:: Trecho selecionado

Tem uma vida cheia de altos e baixos a partir de então. Depois de ver Jesus alimentar uma multidão com cinco pães e dois peixes, anda com Ele sobre as águas. É considerado por Cristo a rocha, a “pedra fundamental”, onde seria construída a igreja para em seguida ser chamado de pedra de tropeço e de pensar como satanás. Custa a Pedro entender que antes da ressurreição haveria uma cruz.
Durante a prisão de Jesus, Pedro está assentado diante das brasas da fogueira no pátio da casa do sumo sacerdote, onde lá dentro escribas e anciãos julgam o Mestre. O sotaque de galileu não passa despercebido e logo uma criada aproxima-se dizendo que ele estava com Jesus. Pedro nega, sai para a entrada do pátio, nega de novo, muda de lugar, chama a atenção dos guardas e nega pela terceira vez. Focado no conforto pessoal enquanto o Chefe é julgado e condenado, Pedro ouve o galo cantar e chora amargamente.
Alguns dias depois, Pedro está com os discípulos à beira do mar de Tiberíades, na Galileia, ceando com o Cristo ressuscitado que se juntara a eles naquela manhã. Novamente, Pedro está diante de brasas na fogueira quando ouve Jesus perguntar por três vezes se ele o ama. “Tu sabes que te amo, Senhor.” Cristo poderia ter feito um interrogatório pedindo explicações pela traição e atitudes imaturas. Mas o que passou, passou. Pedro vai da negação três vezes dita à confissão de amor três vezes confirmada. Não o conheço. Não o conheço. Não o conheço. Eu te amo. Eu te amo. Eu te amo.
Foi pescador, discípulo e agora é apóstolo. Depois de tanta teimosia, hesitação, medo e momentos de pouca fé, Pedro se torna o grande nome nos primeiros passos da Igreja primitiva. Leva os amigos para um lugar dentro do templo de Jerusalém, cheio de colunas, meio escuro, mas muito popular entre os escribas e anciãos, onde começam a evangelizar os judeus. O medo já tinha ido embora. Agora, ele e os outros apóstolos têm até estratégias, como a de começar a pregar no templo para ter audiência garantida. São presos, torturados, perseguidos – nada os detém.
Hoje, mais de dois mil anos depois, Pedro habita entre nós. Estávamos na rotina dos dias, lançando nossas redes, quando nos deparamos não com um bom homem passando à beira-mar, mas com um inimigo vindo pelo ar e que muito, muito pelo contrário, não gosta de multidões. Nada de barcos, remos, montanhas, reuniões de negócios, viagens, caminhadas debaixo do azul do céu, nada de família reunida, aniversário da neta, missas nas igrejas.
E Pedro que somos, um dia nos sentimos fortes como a rocha, em outras pedimos que nos ajudem a caminhar sobre as águas, em outras somos um tropeço com nossas ideias nem sempre geniais. Não negamos três, mas três vezes três, três vezes trinta e três. Não acredito. Não aceito. Não dou conta.
Como Pedro, não conseguimos ver a luz depois da cruz. Ainda estamos diante da fogueira na casa do sumo sacerdote. Ainda temos medo. Enquanto os cientistas procuram entender melhor o coronavírus, procuremos conhecer melhor a nós mesmos. Façamos do pescador um apóstolo. E acreditemos: haverá luz, haverá luz, haverá luz.

::::
:: Linhas

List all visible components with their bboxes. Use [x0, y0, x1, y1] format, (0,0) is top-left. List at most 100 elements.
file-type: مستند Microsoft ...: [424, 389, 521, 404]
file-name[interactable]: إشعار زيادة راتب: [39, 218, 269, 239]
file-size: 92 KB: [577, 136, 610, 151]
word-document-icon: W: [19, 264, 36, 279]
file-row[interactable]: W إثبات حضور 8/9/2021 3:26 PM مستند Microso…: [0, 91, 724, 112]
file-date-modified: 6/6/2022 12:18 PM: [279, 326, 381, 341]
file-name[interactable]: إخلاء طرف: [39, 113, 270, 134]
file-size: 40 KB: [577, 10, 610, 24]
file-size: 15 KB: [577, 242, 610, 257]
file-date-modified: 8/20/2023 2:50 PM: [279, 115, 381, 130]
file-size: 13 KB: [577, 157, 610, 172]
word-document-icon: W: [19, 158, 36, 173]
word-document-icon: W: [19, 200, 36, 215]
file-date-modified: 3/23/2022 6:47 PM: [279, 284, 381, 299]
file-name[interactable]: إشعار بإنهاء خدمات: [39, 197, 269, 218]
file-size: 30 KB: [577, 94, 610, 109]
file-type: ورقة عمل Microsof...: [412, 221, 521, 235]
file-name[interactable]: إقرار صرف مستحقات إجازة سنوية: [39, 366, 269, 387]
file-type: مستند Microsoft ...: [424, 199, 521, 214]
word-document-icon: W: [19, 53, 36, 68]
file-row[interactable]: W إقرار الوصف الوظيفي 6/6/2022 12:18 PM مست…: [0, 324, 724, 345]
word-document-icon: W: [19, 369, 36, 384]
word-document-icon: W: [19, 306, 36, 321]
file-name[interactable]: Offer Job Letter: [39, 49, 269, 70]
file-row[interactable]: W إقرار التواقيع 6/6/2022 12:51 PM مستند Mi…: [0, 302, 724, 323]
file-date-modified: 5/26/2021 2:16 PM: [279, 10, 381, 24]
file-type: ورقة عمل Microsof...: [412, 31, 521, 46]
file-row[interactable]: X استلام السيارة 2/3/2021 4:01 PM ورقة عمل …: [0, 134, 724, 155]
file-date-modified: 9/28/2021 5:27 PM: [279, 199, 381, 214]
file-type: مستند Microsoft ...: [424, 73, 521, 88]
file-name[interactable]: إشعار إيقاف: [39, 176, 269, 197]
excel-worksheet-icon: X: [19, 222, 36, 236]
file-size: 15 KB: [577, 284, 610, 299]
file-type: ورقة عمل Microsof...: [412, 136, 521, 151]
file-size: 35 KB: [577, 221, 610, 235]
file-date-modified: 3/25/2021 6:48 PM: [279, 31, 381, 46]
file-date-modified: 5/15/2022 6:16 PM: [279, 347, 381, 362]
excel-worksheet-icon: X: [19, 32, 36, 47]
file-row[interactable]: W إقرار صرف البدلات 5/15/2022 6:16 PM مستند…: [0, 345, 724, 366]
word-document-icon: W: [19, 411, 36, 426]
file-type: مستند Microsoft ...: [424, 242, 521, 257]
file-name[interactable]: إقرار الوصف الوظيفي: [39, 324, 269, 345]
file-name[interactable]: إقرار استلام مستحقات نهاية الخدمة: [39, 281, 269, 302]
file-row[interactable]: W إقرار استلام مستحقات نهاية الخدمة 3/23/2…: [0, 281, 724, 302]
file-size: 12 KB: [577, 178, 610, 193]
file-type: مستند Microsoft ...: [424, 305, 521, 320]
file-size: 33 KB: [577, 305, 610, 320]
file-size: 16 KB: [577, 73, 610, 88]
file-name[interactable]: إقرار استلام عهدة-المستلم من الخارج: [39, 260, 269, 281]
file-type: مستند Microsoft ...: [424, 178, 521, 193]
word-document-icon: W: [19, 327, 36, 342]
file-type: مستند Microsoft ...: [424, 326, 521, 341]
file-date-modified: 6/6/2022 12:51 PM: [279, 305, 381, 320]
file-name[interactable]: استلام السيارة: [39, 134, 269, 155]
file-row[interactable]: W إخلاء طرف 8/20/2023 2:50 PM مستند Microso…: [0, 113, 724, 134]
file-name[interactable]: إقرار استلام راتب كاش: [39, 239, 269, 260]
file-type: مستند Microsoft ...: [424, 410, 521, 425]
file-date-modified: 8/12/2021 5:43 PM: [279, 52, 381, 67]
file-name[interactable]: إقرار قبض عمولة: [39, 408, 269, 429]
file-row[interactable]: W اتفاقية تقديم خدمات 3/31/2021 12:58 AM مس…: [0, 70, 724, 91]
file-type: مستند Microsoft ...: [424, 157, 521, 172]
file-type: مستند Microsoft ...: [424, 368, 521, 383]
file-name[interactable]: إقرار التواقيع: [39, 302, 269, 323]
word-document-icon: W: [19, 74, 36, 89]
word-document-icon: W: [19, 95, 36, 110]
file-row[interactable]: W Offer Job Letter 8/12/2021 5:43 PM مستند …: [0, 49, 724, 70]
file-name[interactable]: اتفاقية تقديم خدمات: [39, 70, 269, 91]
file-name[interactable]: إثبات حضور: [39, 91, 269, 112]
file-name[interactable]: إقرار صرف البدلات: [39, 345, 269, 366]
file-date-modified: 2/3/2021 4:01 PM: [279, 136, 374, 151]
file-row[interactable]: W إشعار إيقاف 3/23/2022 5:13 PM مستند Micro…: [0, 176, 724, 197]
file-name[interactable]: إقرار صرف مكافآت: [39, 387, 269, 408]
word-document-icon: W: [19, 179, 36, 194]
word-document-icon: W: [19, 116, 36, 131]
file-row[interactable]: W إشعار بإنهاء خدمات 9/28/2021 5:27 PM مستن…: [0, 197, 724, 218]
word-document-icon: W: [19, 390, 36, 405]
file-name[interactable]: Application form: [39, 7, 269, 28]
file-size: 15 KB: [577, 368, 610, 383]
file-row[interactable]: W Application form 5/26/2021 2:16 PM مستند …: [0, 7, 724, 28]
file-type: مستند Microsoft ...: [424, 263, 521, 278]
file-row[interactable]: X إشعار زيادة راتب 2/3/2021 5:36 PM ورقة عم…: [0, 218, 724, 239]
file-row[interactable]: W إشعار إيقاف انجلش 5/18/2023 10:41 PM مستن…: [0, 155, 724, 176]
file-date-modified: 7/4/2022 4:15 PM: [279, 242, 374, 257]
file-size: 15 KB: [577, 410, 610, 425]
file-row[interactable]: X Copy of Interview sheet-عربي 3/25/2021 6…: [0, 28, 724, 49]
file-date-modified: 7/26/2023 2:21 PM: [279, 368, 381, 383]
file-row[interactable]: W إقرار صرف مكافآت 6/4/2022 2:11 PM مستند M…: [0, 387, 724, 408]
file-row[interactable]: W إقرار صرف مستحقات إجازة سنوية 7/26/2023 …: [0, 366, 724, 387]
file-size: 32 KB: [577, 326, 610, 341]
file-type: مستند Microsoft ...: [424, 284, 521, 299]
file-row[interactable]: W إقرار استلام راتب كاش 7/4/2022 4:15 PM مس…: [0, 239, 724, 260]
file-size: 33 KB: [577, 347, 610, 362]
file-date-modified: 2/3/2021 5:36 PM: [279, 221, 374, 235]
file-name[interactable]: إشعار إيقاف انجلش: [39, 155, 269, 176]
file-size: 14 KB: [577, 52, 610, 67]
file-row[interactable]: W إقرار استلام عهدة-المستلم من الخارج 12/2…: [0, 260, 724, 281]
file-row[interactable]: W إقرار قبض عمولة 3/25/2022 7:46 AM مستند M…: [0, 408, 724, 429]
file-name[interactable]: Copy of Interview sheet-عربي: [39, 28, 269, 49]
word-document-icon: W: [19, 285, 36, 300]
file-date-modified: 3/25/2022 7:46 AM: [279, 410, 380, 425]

::::

Objetivo =>
Liste, por favor, as funções que o trecho acima diz que Pedro teve, na ordem em que aparecem.

Resposta do exercício =>
Pescador, discípulo e apóstolo.